## Goal of the exercise
What follows is a listing. Return every line of it exactly.

## Exercise data
########

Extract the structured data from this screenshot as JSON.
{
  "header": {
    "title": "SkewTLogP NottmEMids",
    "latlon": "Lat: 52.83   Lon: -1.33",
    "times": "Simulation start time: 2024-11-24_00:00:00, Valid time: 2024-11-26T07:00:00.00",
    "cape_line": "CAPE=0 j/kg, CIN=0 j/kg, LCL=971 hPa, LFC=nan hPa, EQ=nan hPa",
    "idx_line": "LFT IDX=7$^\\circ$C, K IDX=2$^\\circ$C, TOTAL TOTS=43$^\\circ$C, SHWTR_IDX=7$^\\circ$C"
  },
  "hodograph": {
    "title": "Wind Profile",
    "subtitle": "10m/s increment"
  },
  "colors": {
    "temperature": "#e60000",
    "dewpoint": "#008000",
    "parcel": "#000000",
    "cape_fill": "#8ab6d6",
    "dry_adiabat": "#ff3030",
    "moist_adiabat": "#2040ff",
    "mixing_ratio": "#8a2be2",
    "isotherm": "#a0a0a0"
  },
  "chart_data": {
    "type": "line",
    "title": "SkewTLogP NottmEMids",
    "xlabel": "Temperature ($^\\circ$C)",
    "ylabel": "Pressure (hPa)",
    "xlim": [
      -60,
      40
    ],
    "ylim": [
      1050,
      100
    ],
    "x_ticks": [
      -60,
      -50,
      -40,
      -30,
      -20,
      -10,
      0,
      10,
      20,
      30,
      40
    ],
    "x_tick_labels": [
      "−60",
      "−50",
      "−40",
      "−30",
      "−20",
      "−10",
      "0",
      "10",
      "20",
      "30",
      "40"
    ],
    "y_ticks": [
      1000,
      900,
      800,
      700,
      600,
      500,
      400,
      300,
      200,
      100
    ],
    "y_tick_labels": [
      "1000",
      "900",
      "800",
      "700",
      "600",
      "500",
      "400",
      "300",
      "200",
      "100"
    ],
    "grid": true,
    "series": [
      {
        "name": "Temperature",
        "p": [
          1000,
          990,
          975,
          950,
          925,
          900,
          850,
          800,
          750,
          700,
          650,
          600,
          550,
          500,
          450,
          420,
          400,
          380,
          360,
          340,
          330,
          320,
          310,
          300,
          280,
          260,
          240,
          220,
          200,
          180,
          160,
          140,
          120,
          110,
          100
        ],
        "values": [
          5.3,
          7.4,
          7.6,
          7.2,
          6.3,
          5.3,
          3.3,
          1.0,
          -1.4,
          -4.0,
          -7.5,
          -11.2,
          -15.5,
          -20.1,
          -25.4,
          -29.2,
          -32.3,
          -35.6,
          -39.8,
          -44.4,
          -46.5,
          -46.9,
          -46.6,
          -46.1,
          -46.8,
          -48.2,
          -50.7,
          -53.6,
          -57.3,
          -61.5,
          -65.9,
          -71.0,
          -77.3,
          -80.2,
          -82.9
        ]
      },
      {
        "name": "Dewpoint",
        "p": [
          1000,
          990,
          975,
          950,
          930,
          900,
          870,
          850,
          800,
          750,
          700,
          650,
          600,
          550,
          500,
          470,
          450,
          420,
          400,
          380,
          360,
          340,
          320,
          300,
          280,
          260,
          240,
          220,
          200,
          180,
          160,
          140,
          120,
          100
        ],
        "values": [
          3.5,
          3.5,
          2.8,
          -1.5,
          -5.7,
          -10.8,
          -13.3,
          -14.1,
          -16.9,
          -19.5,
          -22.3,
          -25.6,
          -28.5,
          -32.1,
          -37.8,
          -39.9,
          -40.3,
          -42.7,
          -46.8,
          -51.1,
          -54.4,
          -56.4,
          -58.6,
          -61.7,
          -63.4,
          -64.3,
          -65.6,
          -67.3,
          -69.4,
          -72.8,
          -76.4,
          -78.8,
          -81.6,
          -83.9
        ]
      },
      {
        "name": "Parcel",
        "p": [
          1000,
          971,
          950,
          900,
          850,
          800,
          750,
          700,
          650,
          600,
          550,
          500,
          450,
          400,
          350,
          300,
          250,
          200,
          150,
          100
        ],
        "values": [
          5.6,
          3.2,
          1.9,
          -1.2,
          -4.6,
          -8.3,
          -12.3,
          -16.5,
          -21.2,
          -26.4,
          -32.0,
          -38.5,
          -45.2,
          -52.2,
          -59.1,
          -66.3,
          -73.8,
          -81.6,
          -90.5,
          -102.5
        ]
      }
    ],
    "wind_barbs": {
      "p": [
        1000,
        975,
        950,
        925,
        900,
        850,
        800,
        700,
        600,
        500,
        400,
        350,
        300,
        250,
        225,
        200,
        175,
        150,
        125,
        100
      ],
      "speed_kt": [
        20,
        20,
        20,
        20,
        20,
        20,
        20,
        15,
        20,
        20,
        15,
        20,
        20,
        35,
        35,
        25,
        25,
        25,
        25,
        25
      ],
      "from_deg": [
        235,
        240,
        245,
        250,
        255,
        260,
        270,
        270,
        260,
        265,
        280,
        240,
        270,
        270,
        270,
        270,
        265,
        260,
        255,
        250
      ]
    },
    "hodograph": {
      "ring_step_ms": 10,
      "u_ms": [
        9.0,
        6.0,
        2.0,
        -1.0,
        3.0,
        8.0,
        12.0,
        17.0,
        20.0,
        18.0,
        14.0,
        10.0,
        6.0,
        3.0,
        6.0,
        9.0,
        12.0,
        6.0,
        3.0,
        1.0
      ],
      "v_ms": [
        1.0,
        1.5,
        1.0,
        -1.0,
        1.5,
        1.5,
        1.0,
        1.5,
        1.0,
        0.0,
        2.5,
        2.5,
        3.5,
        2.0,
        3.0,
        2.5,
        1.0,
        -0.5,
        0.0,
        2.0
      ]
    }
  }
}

########

## Task output
Extract the structured data from this screenshot as JSON.
{
  "header": {
    "title": "SkewTLogP NottmEMids",
    "latlon": "Lat: 52.83   Lon: -1.33",
    "times": "Simulation start time: 2024-11-24_00:00:00, Valid time: 2024-11-26T07:00:00.00",
    "cape_line": "CAPE=0 j/kg, CIN=0 j/kg, LCL=971 hPa, LFC=nan hPa, EQ=nan hPa",
    "idx_line": "LFT IDX=7$^\\circ$C, K IDX=2$^\\circ$C, TOTAL TOTS=43$^\\circ$C, SHWTR_IDX=7$^\\circ$C"
  },
  "hodograph": {
    "title": "Wind Profile",
    "subtitle": "10m/s increment"
  },
  "colors": {
    "temperature": "#e60000",
    "dewpoint": "#008000",
    "parcel": "#000000",
    "cape_fill": "#8ab6d6",
    "dry_adiabat": "#ff3030",
    "moist_adiabat": "#2040ff",
    "mixing_ratio": "#8a2be2",
    "isotherm": "#a0a0a0"
  },
  "chart_data": {
    "type": "line",
    "title": "SkewTLogP NottmEMids",
    "xlabel": "Temperature ($^\\circ$C)",
    "ylabel": "Pressure (hPa)",
    "xlim": [
      -60,
      40
    ],
    "ylim": [
      1050,
      100
    ],
    "x_ticks": [
      -60,
      -50,
      -40,
      -30,
      -20,
      -10,
      0,
      10,
      20,
      30,
      40
    ],
    "x_tick_labels": [
      "−60",
      "−50",
      "−40",
      "−30",
      "−20",
      "−10",
      "0",
      "10",
      "20",
      "30",
      "40"
    ],
    "y_ticks": [
      1000,
      900,
      800,
      700,
      600,
      500,
      400,
      300,
      200,
      100
    ],
    "y_tick_labels": [
      "1000",
      "900",
      "800",
      "700",
      "600",
      "500",
      "400",
      "300",
      "200",
      "100"
    ],
    "grid": true,
    "series": [
      {
        "name": "Temperature",
        "p": [
          1000,
          990,
          975,
          950,
          925,
          900,
          850,
          800,
          750,
          700,
          650,
          600,
          550,
          500,
          450,
          420,
          400,
          380,
          360,
          340,
          330,
          320,
          310,
          300,
          280,
          260,
          240,
          220,
          200,
          180,
          160,
          140,
          120,
          110,
          100
        ],
        "values": [
          5.3,
          7.4,
          7.6,
          7.2,
          6.3,
          5.3,
          3.3,
          1.0,
          -1.4,
          -4.0,
          -7.5,
          -11.2,
          -15.5,
          -20.1,
          -25.4,
          -29.2,
          -32.3,
          -35.6,
          -39.8,
          -44.4,
          -46.5,
          -46.9,
          -46.6,
          -46.1,
          -46.8,
          -48.2,
          -50.7,
          -53.6,
          -57.3,
          -61.5,
          -65.9,
          -71.0,
          -77.3,
          -80.2,
          -82.9
        ]
      },
      {
        "name": "Dewpoint",
        "p": [
          1000,
          990,
          975,
          950,
          930,
          900,
          870,
          850,
          800,
          750,
          700,
          650,
          600,
          550,
          500,
          470,
          450,
          420,
          400,
          380,
          360,
          340,
          320,
          300,
          280,
          260,
          240,
          220,
          200,
          180,
          160,
          140,
          120,
          100
        ],
        "values": [
          3.5,
          3.5,
          2.8,
          -1.5,
          -5.7,
          -10.8,
          -13.3,
          -14.1,
          -16.9,
          -19.5,
          -22.3,
          -25.6,
          -28.5,
          -32.1,
          -37.8,
          -39.9,
          -40.3,
          -42.7,
          -46.8,
          -51.1,
          -54.4,
          -56.4,
          -58.6,
          -61.7,
          -63.4,
          -64.3,
          -65.6,
          -67.3,
          -69.4,
          -72.8,
          -76.4,
          -78.8,
          -81.6,
          -83.9
        ]
      },
      {
        "name": "Parcel",
        "p": [
          1000,
          971,
          950,
          900,
          850,
          800,
          750,
          700,
          650,
          600,
          550,
          500,
          450,
          400,
          350,
          300,
          250,
          200,
          150,
          100
        ],
        "values": [
          5.6,
          3.2,
          1.9,
          -1.2,
          -4.6,
          -8.3,
          -12.3,
          -16.5,
          -21.2,
          -26.4,
          -32.0,
          -38.5,
          -45.2,
          -52.2,
          -59.1,
          -66.3,
          -73.8,
          -81.6,
          -90.5,
          -102.5
        ]
      }
    ],
    "wind_barbs": {
      "p": [
        1000,
        975,
        950,
        925,
        900,
        850,
        800,
        700,
        600,
        500,
        400,
        350,
        300,
        250,
        225,
        200,
        175,
        150,
        125,
        100
      ],
      "speed_kt": [
        20,
        20,
        20,
        20,
        20,
        20,
        20,
        15,
        20,
        20,
        15,
        20,
        20,
        35,
        35,
        25,
        25,
        25,
        25,
        25
      ],
      "from_deg": [
        235,
        240,
        245,
        250,
        255,
        260,
        270,
        270,
        260,
        265,
        280,
        240,
        270,
        270,
        270,
        270,
        265,
        260,
        255,
        250
      ]
    },
    "hodograph": {
      "ring_step_ms": 10,
      "u_ms": [
        9.0,
        6.0,
        2.0,
        -1.0,
        3.0,
        8.0,
        12.0,
        17.0,
        20.0,
        18.0,
        14.0,
        10.0,
        6.0,
        3.0,
        6.0,
        9.0,
        12.0,
        6.0,
        3.0,
        1.0
      ],
      "v_ms": [
        1.0,
        1.5,
        1.0,
        -1.0,
        1.5,
        1.5,
        1.0,
        1.5,
        1.0,
        0.0,
        2.5,
        2.5,
        3.5,
        2.0,
        3.0,
        2.5,
        1.0,
        -0.5,
        0.0,
        2.0
      ]
    }
  }
}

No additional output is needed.